**Problem details:** Only the lines holding the string "percent" are needed. Copy each one.

**Dataset records:**
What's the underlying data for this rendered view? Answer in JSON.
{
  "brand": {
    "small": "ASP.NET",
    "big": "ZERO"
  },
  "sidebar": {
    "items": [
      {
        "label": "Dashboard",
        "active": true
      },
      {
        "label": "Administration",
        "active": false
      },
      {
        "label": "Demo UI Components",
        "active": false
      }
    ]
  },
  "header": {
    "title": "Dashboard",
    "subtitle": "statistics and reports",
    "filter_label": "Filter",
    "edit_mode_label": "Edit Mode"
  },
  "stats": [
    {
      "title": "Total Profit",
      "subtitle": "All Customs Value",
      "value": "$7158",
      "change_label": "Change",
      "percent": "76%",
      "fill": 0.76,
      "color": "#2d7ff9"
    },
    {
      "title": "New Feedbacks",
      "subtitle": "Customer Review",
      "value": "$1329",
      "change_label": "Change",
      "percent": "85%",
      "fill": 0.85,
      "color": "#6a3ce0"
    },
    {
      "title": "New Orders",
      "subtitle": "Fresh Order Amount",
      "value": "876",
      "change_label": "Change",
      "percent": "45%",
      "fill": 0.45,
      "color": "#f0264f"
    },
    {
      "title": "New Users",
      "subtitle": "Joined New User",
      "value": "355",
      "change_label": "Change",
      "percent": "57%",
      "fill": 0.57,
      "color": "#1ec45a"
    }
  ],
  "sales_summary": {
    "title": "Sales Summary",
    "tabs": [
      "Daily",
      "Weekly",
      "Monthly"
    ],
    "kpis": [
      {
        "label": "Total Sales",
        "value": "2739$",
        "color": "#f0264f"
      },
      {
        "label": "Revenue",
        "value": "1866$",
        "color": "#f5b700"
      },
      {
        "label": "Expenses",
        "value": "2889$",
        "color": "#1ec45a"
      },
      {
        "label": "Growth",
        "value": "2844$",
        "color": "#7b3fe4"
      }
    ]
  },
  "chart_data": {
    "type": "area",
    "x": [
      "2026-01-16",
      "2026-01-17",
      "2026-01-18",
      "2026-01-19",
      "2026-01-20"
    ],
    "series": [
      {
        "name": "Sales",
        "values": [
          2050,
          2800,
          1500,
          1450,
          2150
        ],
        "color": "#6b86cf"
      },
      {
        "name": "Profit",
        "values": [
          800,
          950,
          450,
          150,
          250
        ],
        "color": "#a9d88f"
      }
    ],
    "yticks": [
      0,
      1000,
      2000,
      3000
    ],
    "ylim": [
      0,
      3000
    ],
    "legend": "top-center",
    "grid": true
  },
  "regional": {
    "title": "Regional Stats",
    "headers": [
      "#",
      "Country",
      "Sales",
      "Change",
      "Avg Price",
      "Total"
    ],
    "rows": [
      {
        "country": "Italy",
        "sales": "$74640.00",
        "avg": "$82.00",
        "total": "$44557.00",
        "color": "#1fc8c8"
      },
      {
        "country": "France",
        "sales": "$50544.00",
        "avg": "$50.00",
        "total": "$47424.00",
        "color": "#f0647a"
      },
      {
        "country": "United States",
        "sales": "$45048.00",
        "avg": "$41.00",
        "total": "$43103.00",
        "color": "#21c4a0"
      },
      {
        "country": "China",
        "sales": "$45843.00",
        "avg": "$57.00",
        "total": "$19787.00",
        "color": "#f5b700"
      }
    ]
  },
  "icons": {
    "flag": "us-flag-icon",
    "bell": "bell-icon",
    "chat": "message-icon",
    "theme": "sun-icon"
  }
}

**Reply to the exercise:**
      "percent": "76%",
      "percent": "85%",
      "percent": "45%",
      "percent": "57%",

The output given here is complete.